EXERCISE PROMPT:
Filter the data below for the string "this" and copy each matching line.

:: TASK INPUT

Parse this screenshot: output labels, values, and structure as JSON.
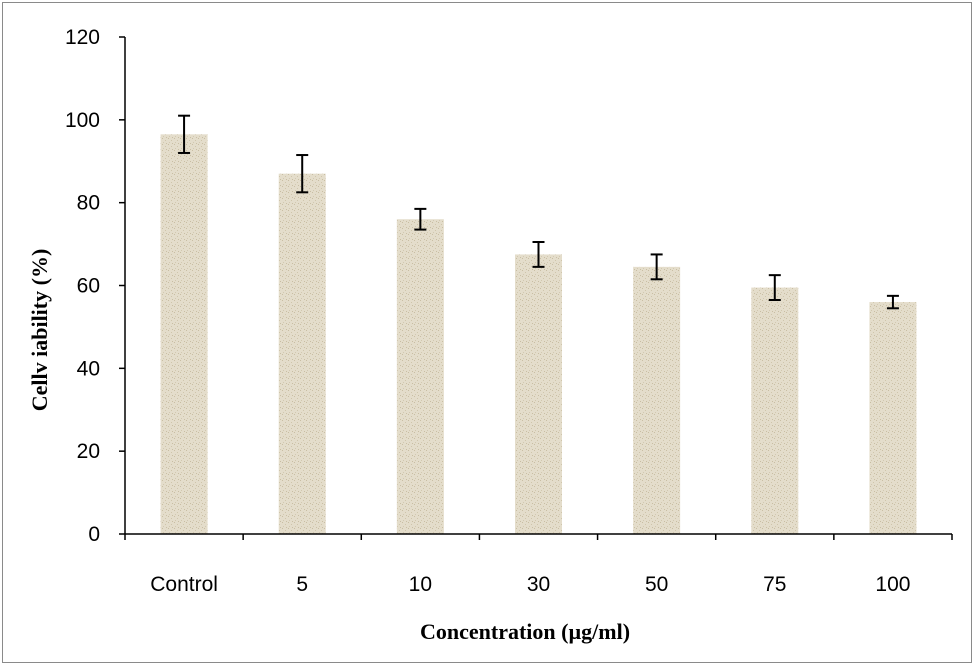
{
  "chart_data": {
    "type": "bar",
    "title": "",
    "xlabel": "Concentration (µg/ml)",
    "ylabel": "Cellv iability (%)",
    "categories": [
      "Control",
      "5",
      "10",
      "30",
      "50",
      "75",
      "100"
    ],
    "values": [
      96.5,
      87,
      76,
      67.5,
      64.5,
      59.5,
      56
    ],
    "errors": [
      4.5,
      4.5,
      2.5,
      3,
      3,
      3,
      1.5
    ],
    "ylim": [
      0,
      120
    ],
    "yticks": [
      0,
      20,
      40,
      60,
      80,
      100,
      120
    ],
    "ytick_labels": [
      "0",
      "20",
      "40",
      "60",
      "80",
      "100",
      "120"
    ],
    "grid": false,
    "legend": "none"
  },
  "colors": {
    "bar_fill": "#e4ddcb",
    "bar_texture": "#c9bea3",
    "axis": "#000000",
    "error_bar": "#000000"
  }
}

::::
:: TASK INPUT

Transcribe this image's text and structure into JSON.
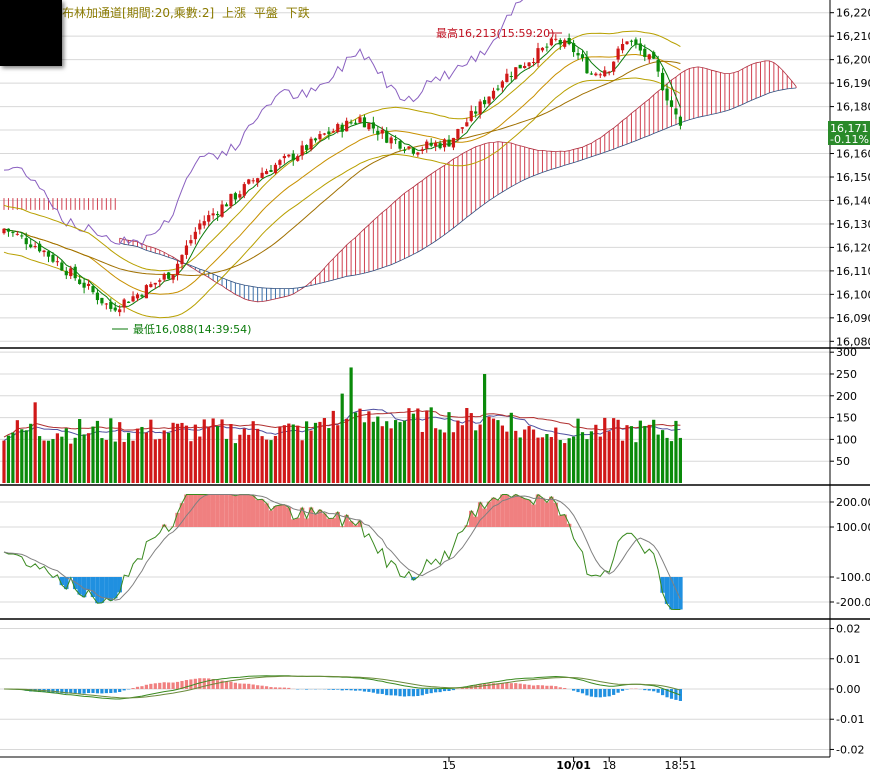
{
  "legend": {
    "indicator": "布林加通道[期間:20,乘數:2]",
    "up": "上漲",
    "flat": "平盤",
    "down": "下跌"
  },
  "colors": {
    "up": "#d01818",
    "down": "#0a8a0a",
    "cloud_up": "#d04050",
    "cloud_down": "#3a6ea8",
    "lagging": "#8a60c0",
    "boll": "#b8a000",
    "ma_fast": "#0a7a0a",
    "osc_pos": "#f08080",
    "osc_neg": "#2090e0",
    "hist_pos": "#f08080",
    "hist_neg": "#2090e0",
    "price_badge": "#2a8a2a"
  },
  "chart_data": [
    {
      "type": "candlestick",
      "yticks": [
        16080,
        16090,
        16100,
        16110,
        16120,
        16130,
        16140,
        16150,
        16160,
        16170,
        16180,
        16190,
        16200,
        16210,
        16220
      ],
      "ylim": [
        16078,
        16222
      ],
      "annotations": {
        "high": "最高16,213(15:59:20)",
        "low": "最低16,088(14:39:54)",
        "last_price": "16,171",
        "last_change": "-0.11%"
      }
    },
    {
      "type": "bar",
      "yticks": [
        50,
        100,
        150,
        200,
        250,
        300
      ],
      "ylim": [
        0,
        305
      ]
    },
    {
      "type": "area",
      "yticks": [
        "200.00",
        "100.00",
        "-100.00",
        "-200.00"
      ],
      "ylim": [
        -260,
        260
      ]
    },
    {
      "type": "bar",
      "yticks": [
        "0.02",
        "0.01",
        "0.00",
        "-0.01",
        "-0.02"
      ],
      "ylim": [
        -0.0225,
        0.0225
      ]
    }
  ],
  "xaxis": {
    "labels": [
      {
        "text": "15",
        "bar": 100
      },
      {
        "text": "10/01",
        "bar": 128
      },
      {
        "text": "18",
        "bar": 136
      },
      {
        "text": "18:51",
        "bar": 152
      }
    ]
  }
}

::::

RESPONSE:
Parse this screenshot: output labels, values, and structure as JSON.
Transcribe this image's text and structure into JSON.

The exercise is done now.